■ **THE RECORDS**

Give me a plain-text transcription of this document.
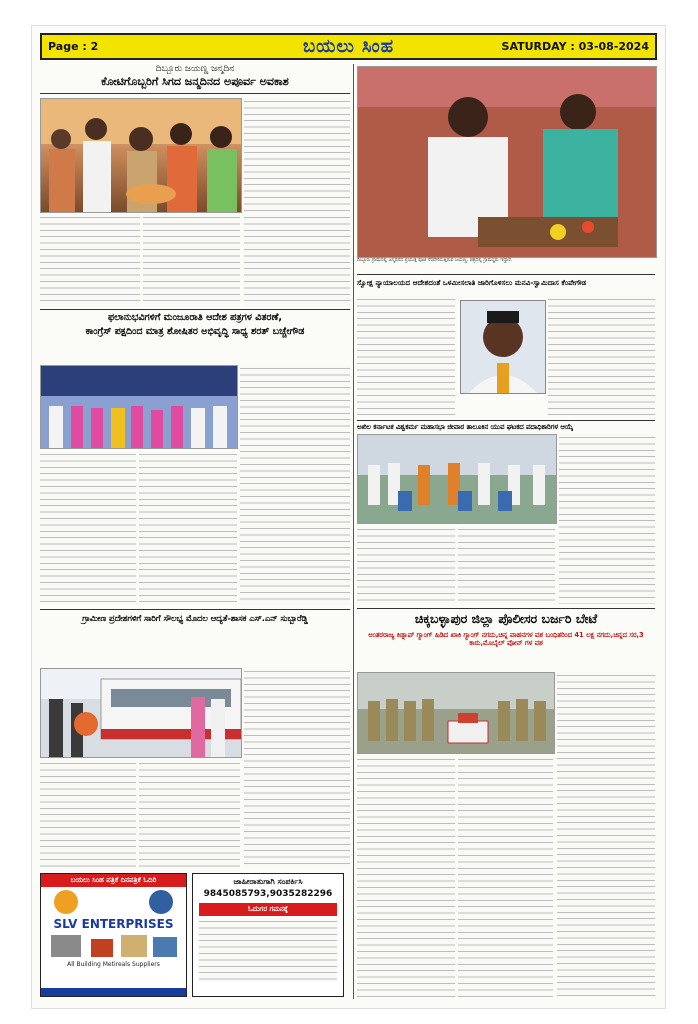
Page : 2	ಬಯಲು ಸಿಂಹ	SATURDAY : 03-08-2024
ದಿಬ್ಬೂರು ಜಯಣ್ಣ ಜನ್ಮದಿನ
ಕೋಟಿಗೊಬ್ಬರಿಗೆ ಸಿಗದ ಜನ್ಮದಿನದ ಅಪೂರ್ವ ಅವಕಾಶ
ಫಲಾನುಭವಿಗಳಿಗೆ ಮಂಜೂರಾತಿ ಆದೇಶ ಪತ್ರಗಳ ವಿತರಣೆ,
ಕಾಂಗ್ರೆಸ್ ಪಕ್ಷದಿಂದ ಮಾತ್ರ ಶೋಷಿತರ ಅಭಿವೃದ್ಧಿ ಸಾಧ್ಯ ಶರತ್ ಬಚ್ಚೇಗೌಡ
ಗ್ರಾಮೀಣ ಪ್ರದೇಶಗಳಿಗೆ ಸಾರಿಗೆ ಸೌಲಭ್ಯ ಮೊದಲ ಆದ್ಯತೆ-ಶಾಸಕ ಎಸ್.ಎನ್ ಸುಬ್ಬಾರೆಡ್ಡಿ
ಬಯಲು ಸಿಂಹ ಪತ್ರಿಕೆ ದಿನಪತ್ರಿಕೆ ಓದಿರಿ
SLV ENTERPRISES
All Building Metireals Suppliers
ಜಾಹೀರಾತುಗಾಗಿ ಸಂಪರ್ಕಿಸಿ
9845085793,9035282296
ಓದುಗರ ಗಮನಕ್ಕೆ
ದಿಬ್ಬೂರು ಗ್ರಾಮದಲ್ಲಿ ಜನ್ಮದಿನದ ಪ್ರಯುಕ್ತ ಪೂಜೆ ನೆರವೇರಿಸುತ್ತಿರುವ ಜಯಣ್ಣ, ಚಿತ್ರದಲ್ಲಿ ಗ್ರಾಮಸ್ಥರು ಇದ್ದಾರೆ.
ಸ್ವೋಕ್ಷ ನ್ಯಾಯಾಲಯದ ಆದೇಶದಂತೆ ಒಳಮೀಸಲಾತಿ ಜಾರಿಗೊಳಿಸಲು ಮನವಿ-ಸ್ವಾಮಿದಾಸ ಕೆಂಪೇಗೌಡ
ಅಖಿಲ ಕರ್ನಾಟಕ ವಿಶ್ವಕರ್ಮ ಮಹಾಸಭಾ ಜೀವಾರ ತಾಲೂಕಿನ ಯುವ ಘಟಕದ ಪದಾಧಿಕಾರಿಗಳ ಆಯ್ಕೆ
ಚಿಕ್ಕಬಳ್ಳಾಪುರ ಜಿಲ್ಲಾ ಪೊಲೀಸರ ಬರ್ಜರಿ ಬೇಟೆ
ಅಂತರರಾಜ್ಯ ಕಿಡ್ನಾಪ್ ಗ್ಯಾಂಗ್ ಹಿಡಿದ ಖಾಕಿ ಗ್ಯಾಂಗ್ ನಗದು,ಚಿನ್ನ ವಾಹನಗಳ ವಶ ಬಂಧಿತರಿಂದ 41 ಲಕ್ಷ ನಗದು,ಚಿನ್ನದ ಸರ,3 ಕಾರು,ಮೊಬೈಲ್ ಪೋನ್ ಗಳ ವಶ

* * *

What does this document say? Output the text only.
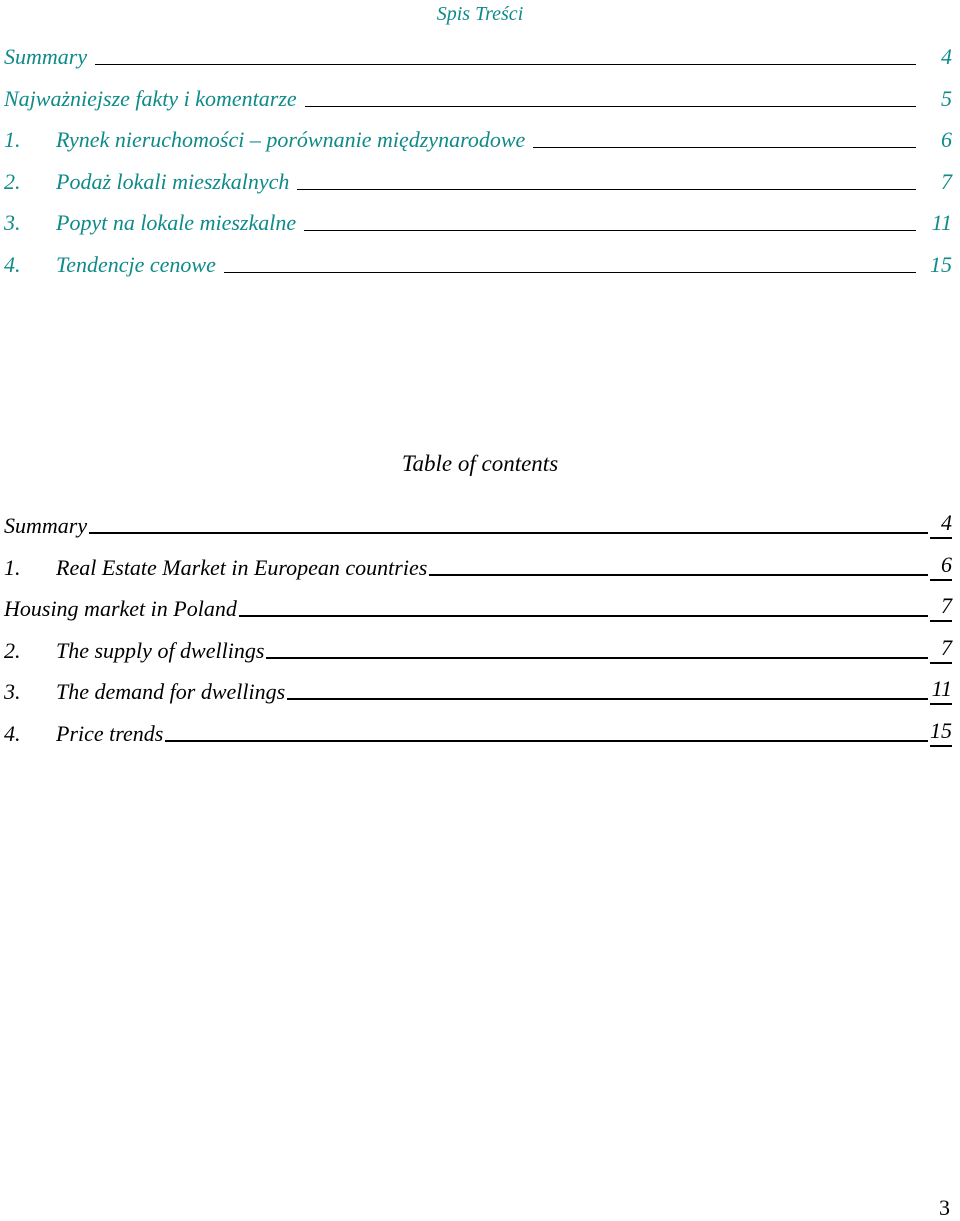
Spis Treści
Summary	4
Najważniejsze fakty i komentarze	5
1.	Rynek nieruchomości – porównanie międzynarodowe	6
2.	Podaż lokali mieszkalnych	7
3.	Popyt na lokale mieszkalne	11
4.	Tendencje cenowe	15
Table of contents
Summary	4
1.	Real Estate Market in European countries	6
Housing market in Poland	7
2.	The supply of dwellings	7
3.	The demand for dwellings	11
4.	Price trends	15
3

---

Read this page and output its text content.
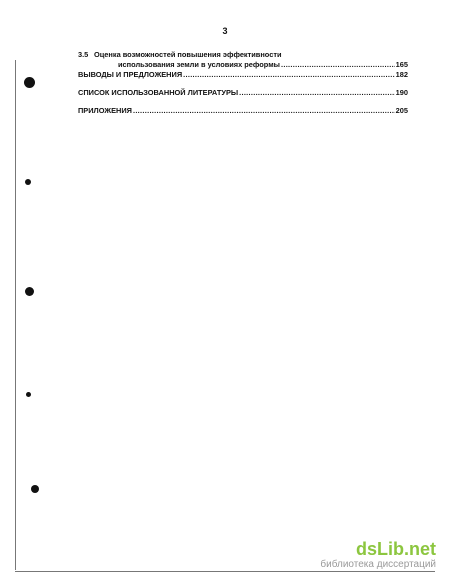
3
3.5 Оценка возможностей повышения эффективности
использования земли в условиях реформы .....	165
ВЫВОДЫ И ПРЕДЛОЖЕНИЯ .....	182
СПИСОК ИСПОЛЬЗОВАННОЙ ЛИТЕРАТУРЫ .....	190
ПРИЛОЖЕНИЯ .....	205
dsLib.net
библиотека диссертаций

■ **WRITTEN REQUEST**
Go through the material and copy out every line with "document" in it.

■ **FINAL ANSWER**
Give me a plain-text transcription of this document.
What does this document say? Output the text only.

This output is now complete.